» Tarefa a realizar: Reproduza, sem alterações, o trecho das entradas abaixo que começa na linha que contém "Patent image size: (612, 685)." e termina na linha que contém "The slit grinding wheel 9 is at (467, 395).", com ambas incluídas.

-------- Linhas

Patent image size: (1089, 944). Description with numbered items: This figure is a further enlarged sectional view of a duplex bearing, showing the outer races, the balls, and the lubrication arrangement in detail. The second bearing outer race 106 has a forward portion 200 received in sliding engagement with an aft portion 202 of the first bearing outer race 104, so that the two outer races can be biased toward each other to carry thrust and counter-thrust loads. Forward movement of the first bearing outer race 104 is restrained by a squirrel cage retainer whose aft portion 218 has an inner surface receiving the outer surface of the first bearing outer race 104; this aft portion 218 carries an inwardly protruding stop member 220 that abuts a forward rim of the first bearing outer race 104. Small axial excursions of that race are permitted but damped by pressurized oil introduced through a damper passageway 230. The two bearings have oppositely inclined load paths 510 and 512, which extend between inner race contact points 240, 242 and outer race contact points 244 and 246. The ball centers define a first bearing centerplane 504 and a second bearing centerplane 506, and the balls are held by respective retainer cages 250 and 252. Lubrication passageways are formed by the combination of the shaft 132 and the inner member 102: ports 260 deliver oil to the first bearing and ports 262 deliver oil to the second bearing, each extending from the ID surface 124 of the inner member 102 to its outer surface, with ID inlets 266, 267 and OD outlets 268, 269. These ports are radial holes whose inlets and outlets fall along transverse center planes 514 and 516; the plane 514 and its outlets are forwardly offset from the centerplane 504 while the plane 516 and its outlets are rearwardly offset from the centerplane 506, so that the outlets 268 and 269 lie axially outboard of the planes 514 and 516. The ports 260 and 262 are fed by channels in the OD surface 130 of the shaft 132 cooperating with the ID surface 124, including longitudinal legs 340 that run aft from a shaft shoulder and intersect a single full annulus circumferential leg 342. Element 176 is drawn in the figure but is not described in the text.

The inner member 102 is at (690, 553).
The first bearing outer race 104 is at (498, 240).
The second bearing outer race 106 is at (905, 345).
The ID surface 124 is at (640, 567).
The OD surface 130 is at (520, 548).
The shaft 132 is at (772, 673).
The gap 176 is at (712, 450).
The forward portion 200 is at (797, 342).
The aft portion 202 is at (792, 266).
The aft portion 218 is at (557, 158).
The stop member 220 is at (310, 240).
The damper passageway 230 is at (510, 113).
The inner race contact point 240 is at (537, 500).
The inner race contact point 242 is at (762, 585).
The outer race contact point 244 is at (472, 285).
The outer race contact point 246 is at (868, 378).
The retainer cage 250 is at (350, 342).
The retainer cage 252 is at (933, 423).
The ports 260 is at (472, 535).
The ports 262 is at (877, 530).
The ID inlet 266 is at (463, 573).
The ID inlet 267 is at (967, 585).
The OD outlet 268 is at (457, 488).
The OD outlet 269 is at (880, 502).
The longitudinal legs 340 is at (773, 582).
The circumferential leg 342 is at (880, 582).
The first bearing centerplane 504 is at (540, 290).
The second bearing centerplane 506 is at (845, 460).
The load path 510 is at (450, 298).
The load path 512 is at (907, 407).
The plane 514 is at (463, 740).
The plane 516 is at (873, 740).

----------------
-------- Linhas

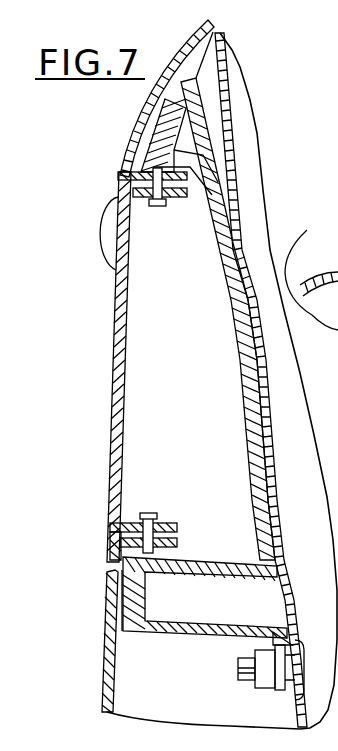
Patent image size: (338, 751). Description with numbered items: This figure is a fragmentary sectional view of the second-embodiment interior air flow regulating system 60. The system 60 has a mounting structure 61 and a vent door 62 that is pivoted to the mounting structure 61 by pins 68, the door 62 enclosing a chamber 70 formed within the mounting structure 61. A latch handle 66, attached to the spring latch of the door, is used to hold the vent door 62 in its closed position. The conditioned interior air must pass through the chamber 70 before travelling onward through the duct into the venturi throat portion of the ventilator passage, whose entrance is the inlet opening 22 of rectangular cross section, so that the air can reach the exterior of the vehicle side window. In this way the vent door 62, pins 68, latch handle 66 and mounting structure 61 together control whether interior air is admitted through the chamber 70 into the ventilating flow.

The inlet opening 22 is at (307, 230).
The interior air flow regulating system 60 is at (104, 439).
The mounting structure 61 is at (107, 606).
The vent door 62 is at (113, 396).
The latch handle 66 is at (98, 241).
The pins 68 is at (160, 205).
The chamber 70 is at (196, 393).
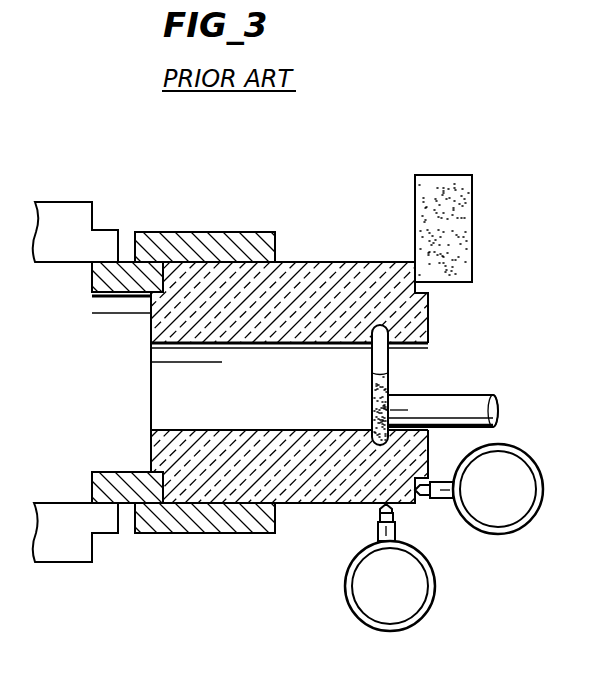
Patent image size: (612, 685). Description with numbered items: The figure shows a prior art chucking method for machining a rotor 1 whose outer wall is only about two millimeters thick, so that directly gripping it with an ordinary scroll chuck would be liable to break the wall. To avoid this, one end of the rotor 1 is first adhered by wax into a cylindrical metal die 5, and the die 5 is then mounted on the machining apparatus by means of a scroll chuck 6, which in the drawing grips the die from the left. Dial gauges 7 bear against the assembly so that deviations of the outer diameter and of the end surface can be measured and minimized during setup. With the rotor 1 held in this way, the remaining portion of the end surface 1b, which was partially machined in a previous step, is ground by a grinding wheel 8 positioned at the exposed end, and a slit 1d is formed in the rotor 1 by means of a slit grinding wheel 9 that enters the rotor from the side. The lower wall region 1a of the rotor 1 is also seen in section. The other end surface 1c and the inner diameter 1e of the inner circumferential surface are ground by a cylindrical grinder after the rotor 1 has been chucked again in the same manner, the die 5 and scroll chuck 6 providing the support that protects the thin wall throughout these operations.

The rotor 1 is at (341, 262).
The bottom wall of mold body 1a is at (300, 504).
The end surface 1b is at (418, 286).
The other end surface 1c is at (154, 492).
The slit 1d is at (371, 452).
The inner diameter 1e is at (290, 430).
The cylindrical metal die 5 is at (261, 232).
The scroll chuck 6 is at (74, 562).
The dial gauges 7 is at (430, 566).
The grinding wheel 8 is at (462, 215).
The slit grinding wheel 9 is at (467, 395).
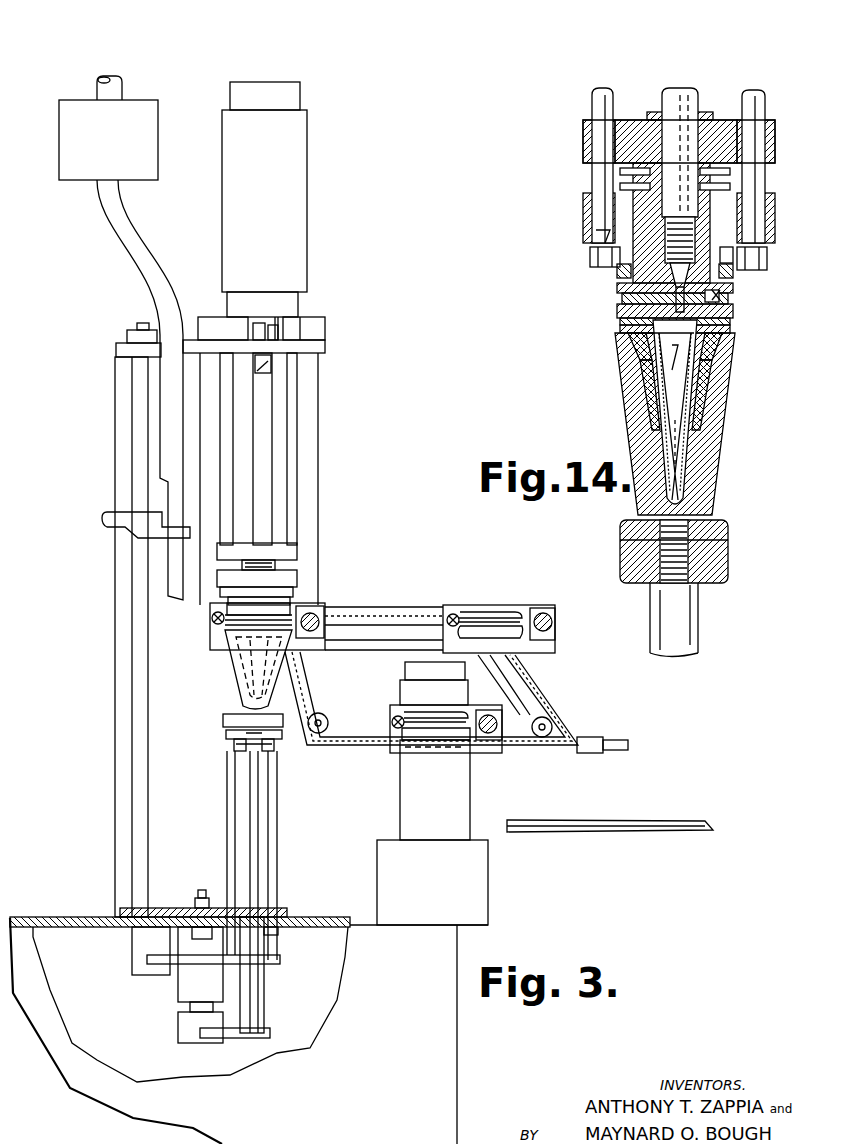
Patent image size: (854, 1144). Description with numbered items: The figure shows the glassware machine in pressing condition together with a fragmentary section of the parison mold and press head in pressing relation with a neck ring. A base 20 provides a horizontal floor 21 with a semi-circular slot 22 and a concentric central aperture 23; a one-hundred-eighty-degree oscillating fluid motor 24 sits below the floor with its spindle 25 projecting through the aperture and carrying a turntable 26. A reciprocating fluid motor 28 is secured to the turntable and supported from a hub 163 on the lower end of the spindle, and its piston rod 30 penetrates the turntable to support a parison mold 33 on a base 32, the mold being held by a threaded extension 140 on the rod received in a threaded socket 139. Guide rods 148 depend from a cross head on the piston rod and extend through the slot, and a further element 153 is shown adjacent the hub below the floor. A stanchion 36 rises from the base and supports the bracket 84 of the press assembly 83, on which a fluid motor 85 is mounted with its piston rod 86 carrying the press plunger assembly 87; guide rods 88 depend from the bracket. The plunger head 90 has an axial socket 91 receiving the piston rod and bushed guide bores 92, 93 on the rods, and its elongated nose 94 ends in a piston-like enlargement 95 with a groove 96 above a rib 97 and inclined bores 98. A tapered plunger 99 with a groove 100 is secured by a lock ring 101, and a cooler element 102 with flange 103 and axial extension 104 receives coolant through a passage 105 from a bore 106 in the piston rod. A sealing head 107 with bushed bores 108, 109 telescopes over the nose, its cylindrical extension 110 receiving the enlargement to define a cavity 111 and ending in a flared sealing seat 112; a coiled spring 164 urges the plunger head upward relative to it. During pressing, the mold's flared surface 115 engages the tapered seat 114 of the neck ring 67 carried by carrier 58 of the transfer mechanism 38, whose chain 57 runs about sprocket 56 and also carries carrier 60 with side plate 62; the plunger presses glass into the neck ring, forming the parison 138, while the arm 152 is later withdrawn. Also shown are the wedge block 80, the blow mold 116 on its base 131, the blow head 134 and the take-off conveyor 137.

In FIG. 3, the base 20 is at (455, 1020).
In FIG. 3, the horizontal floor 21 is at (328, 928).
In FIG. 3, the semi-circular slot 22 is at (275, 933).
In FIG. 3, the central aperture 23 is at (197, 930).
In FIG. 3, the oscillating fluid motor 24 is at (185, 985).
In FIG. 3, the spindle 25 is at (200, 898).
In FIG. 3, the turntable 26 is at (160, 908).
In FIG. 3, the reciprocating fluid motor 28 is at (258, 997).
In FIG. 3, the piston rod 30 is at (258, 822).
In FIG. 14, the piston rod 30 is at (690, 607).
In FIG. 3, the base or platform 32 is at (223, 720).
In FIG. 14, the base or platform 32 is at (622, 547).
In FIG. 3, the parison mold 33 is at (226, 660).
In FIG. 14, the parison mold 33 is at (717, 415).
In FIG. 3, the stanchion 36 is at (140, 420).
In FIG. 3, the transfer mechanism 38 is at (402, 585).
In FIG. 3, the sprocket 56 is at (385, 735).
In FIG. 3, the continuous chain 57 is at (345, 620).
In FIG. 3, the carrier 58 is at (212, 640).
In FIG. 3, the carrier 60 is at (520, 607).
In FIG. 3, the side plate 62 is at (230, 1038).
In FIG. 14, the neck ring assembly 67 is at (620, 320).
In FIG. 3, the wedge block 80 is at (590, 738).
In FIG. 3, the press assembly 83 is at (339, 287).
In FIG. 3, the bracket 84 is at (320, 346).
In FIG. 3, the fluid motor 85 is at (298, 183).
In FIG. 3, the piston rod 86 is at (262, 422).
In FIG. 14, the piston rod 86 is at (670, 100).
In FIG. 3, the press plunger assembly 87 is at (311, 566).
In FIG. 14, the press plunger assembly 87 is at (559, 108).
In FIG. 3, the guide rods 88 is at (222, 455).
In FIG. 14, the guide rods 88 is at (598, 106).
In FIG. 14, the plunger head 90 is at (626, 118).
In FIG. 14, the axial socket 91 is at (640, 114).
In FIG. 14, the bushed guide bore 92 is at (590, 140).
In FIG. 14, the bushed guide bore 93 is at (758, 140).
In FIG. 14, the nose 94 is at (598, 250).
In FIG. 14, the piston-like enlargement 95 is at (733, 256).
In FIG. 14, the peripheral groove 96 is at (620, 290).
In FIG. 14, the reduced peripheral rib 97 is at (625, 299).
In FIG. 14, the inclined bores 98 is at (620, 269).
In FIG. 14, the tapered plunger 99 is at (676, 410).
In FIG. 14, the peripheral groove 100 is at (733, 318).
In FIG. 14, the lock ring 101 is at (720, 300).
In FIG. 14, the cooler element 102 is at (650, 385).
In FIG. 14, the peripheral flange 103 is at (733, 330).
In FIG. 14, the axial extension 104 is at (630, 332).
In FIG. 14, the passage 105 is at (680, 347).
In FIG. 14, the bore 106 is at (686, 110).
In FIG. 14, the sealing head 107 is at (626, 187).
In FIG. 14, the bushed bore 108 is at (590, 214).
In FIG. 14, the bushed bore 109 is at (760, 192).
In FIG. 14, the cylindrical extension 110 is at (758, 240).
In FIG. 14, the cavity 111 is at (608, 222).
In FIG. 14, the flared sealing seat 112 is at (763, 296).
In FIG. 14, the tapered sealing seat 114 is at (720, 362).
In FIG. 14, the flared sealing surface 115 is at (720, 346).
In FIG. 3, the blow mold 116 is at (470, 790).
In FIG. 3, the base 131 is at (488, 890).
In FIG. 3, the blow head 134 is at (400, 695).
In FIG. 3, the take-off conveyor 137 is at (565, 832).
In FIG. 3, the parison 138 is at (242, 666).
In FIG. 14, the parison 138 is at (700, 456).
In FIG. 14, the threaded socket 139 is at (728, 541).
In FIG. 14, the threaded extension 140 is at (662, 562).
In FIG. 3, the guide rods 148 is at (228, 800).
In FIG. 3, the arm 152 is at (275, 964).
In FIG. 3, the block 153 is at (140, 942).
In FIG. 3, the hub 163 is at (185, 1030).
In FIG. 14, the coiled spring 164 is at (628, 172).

----------------

» Resolução do exercício:
Patent image size: (612, 685). Description with numbered items: The figure shows a prior art chucking method for machining a rotor 1 whose outer wall is only about two millimeters thick, so that directly gripping it with an ordinary scroll chuck would be liable to break the wall. To avoid this, one end of the rotor 1 is first adhered by wax into a cylindrical metal die 5, and the die 5 is then mounted on the machining apparatus by means of a scroll chuck 6, which in the drawing grips the die from the left. Dial gauges 7 bear against the assembly so that deviations of the outer diameter and of the end surface can be measured and minimized during setup. With the rotor 1 held in this way, the remaining portion of the end surface 1b, which was partially machined in a previous step, is ground by a grinding wheel 8 positioned at the exposed end, and a slit 1d is formed in the rotor 1 by means of a slit grinding wheel 9 that enters the rotor from the side. The lower wall region 1a of the rotor 1 is also seen in section. The other end surface 1c and the inner diameter 1e of the inner circumferential surface are ground by a cylindrical grinder after the rotor 1 has been chucked again in the same manner, the die 5 and scroll chuck 6 providing the support that protects the thin wall throughout these operations.

The rotor 1 is at (341, 262).
The bottom wall of mold body 1a is at (300, 504).
The end surface 1b is at (418, 286).
The other end surface 1c is at (154, 492).
The slit 1d is at (371, 452).
The inner diameter 1e is at (290, 430).
The cylindrical metal die 5 is at (261, 232).
The scroll chuck 6 is at (74, 562).
The dial gauges 7 is at (430, 566).
The grinding wheel 8 is at (462, 215).
The slit grinding wheel 9 is at (467, 395).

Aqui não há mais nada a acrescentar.